GIVEN INSTRUCTION:
In the listing below, find every line containing "Period" and copy it out.

[Figure content listings]
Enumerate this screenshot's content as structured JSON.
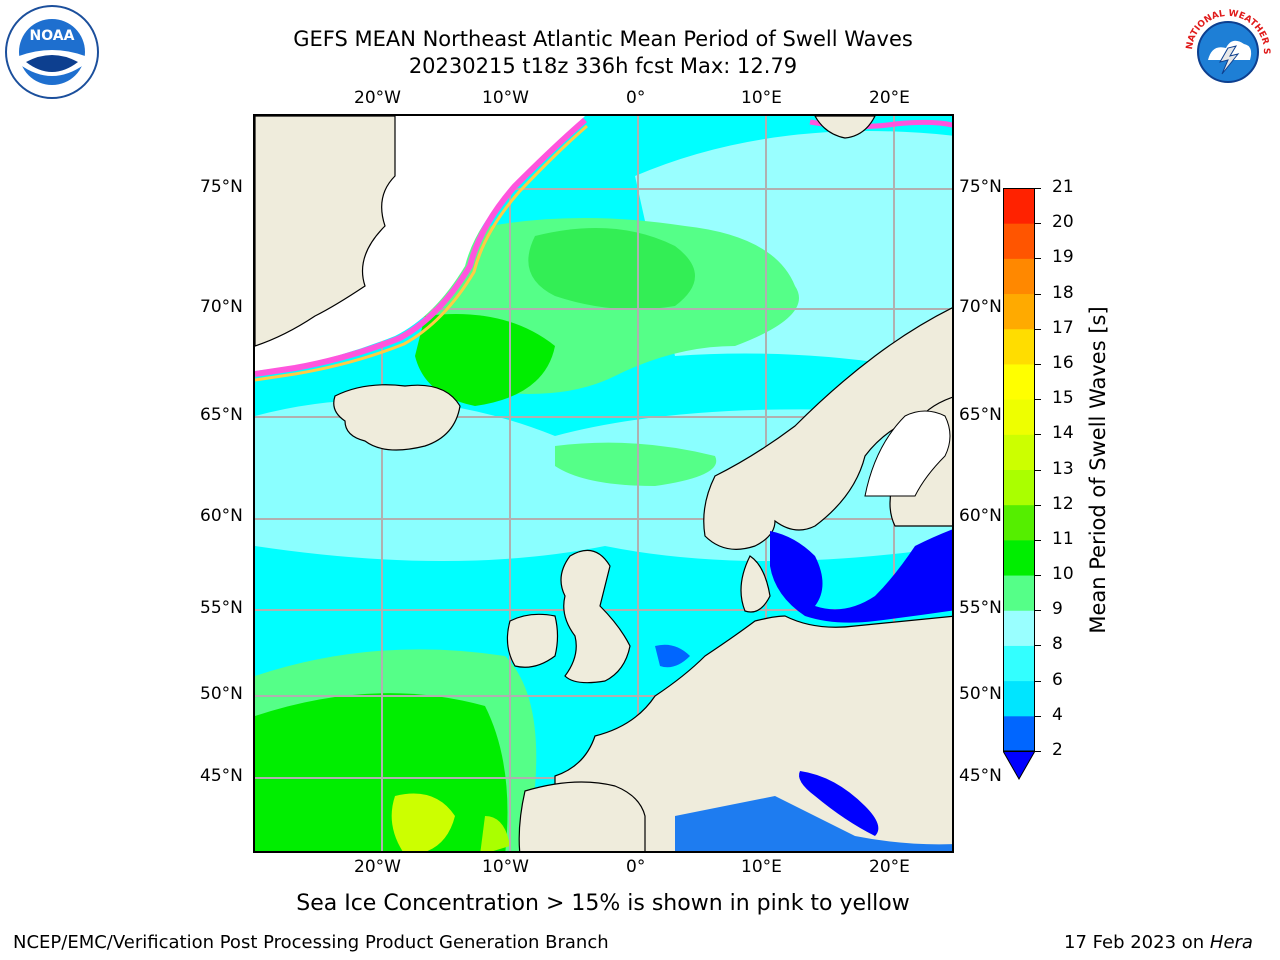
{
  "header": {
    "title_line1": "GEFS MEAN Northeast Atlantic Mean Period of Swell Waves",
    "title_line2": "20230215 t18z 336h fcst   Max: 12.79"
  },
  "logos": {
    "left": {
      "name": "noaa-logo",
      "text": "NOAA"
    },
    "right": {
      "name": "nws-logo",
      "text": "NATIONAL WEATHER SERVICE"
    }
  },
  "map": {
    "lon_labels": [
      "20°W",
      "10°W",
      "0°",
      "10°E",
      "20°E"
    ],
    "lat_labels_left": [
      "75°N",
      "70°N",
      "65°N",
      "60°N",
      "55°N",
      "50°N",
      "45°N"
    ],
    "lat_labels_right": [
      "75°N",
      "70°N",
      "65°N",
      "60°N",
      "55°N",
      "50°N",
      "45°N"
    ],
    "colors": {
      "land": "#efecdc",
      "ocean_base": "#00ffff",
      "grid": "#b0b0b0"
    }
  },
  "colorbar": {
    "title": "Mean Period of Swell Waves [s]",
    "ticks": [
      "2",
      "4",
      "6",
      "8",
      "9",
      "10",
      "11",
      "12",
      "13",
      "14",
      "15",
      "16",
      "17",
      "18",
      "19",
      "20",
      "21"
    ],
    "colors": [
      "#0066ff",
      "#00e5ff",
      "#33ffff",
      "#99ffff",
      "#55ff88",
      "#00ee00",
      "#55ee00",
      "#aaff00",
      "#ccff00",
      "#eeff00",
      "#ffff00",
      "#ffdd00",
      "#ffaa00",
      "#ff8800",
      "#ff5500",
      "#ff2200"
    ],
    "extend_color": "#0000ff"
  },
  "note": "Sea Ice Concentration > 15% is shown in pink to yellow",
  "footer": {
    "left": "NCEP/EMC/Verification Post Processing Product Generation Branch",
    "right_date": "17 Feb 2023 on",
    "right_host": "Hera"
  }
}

==

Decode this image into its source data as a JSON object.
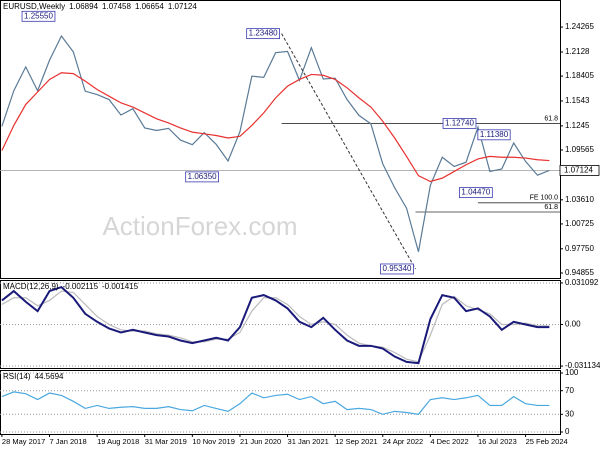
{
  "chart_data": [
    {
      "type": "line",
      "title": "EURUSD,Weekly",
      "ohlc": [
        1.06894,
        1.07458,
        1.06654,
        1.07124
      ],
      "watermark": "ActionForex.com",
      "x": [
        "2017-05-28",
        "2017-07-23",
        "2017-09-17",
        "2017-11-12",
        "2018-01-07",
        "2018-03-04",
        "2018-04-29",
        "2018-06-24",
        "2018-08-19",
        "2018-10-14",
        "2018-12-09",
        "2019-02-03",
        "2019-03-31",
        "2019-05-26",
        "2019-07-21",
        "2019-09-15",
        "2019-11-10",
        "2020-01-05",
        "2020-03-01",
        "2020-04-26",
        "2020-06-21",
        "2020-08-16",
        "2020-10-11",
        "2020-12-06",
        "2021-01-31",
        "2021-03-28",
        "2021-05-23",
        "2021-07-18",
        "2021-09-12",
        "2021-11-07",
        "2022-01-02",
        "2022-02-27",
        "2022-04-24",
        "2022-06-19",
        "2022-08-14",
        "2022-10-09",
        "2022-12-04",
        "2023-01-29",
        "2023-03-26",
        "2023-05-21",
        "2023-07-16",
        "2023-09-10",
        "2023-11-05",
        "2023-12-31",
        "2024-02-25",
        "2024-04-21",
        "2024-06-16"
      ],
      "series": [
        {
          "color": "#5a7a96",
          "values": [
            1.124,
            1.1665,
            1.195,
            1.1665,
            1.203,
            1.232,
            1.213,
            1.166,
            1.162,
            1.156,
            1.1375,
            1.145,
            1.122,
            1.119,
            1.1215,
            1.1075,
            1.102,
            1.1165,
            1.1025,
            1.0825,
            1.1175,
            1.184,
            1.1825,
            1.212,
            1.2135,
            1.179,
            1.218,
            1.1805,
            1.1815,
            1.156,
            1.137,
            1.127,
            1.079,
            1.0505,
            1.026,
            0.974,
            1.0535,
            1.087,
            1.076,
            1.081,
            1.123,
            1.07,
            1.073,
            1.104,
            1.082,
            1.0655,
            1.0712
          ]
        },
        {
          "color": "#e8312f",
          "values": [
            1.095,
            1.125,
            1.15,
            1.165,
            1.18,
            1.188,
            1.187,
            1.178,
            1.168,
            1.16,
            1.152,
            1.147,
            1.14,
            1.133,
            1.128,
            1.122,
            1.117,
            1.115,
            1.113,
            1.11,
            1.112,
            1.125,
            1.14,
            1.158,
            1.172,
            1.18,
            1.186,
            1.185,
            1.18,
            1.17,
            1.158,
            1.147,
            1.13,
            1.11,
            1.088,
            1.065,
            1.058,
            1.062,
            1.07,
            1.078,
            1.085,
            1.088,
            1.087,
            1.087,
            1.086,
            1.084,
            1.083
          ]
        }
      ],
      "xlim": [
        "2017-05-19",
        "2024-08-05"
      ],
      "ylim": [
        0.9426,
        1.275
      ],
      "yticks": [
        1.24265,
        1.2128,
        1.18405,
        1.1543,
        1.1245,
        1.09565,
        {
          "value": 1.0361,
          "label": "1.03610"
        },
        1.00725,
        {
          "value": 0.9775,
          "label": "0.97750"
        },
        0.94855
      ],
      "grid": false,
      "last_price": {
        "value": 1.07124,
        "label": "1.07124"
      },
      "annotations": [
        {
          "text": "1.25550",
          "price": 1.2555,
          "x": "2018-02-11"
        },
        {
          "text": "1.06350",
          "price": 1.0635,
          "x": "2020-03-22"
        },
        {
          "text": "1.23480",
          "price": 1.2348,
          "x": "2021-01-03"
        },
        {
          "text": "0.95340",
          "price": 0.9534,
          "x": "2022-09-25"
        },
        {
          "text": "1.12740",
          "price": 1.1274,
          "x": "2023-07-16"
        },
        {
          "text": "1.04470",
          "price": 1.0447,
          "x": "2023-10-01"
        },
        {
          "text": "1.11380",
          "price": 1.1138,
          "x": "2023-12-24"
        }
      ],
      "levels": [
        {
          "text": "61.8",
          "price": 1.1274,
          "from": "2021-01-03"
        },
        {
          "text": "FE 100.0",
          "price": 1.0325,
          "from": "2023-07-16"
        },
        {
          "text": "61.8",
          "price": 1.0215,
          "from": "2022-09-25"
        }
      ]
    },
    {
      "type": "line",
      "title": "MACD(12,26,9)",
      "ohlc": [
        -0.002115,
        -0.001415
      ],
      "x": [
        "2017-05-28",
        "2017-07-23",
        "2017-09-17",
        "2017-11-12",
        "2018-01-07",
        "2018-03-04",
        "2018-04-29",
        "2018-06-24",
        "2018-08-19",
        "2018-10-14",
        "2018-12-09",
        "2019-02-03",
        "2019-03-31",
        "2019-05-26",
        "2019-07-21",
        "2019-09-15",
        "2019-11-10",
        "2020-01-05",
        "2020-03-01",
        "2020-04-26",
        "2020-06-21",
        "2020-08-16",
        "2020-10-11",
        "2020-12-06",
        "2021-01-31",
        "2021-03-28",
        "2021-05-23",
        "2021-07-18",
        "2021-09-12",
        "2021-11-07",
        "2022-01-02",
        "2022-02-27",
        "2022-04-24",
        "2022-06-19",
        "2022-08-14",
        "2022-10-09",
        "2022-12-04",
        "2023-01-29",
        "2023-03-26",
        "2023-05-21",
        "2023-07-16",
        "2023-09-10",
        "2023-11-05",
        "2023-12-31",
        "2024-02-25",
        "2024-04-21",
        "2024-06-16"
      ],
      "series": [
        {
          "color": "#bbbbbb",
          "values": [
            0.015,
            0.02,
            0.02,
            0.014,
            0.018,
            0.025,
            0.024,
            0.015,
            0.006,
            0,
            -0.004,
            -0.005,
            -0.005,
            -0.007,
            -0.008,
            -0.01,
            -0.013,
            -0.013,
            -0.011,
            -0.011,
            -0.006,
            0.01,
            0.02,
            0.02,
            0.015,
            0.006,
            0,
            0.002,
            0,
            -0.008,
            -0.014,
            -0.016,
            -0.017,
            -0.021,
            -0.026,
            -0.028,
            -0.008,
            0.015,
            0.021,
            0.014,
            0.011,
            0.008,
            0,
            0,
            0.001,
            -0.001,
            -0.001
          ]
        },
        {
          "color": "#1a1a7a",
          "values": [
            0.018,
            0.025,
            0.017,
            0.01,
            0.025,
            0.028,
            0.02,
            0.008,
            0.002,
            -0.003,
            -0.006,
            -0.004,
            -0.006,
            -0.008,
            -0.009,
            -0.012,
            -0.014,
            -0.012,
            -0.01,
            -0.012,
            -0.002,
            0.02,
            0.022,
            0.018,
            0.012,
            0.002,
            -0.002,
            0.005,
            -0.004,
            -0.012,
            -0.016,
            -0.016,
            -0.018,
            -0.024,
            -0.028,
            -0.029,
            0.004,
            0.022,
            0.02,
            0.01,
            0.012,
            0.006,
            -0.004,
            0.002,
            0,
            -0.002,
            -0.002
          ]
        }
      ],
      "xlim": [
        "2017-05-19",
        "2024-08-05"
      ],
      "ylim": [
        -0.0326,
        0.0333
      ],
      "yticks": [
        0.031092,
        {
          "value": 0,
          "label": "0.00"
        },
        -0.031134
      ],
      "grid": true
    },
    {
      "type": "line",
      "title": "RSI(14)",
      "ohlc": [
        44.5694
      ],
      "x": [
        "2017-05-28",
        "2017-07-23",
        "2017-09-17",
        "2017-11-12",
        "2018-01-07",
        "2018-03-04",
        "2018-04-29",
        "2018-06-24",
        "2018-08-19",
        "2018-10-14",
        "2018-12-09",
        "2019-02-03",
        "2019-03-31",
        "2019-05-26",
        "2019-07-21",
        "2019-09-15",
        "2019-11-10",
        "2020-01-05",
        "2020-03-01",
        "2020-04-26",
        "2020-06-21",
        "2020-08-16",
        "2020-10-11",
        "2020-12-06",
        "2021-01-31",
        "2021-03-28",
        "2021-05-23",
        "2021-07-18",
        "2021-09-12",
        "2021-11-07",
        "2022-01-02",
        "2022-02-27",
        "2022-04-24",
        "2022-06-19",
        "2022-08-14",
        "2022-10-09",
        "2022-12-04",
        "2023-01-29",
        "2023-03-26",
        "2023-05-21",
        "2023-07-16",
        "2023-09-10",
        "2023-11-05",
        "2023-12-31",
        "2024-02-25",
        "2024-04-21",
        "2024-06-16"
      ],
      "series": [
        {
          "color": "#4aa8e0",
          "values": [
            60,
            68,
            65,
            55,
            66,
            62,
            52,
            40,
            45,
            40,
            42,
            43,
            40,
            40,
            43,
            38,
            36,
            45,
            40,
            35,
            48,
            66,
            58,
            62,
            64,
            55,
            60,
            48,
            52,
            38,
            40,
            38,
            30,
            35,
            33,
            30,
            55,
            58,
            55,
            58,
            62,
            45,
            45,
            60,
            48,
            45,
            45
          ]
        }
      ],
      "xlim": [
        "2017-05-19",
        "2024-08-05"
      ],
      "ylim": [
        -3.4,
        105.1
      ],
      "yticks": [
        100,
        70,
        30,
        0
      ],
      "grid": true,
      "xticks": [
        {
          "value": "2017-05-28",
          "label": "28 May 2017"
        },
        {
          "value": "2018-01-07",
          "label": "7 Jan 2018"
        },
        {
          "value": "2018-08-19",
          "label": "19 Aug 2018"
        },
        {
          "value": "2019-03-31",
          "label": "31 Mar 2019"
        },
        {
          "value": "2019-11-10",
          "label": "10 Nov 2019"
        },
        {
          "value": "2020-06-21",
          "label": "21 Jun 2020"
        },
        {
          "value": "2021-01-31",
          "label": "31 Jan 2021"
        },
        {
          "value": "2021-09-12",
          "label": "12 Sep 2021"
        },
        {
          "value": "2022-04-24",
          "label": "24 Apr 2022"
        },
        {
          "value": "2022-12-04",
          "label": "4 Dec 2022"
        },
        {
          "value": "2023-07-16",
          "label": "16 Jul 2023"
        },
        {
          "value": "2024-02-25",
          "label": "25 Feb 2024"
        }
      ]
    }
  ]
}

* * *

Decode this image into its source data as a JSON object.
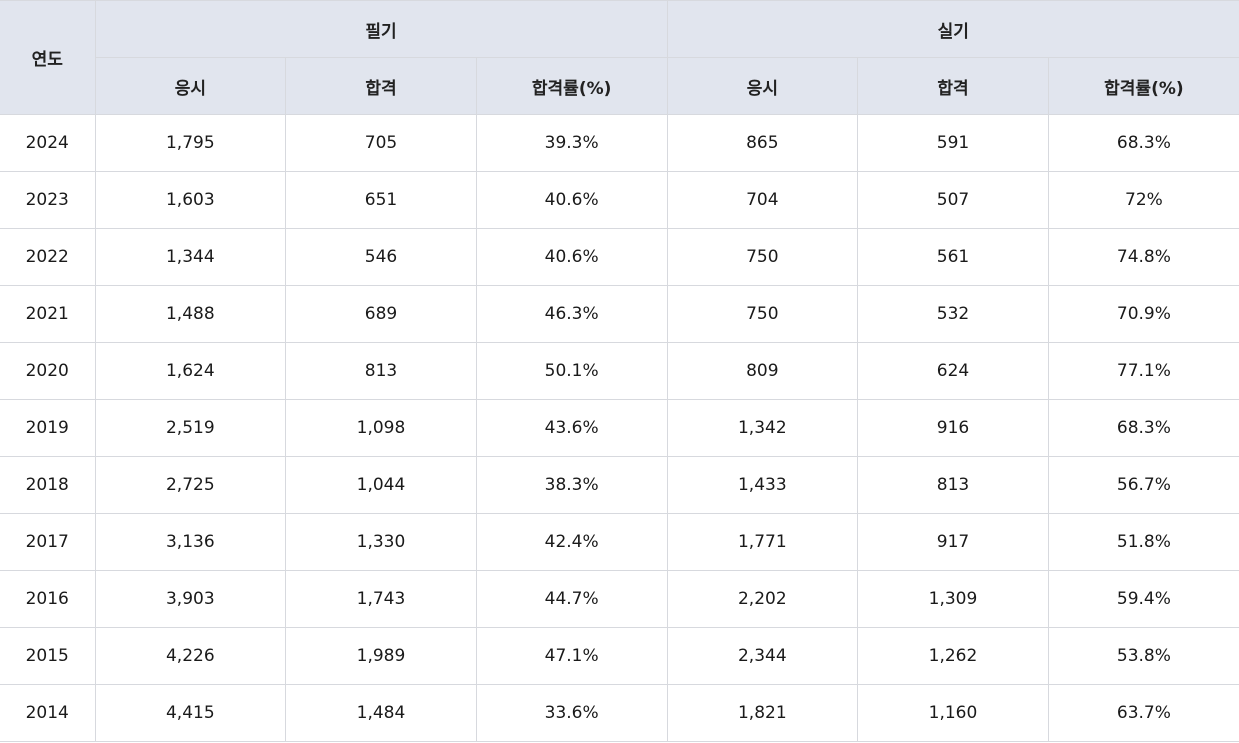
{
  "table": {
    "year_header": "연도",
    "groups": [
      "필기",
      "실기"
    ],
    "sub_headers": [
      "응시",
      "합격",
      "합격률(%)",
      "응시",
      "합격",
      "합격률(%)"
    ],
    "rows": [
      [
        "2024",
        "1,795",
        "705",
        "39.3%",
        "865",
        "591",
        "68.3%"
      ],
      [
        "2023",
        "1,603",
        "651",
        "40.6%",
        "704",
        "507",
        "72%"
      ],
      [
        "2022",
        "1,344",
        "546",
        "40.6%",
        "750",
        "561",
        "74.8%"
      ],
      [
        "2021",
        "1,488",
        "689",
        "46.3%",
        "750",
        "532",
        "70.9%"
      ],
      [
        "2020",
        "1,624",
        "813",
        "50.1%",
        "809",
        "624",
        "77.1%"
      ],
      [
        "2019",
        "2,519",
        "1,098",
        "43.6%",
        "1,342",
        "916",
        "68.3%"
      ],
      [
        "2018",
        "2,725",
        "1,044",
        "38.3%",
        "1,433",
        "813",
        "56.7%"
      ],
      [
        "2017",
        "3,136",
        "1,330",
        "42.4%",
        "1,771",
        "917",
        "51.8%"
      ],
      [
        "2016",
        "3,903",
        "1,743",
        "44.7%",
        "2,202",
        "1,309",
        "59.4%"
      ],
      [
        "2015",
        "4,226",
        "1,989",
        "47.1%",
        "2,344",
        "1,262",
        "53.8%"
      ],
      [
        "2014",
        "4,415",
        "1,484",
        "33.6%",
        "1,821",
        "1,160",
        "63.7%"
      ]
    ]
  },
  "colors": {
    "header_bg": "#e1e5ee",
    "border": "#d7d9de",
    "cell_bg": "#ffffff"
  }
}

CORRECT ANSWER:
    "title_line1": "GEFS MEAN Northeast Atlantic Mean Period of Swell Waves",
    "title": "Mean Period of Swell Waves [s]",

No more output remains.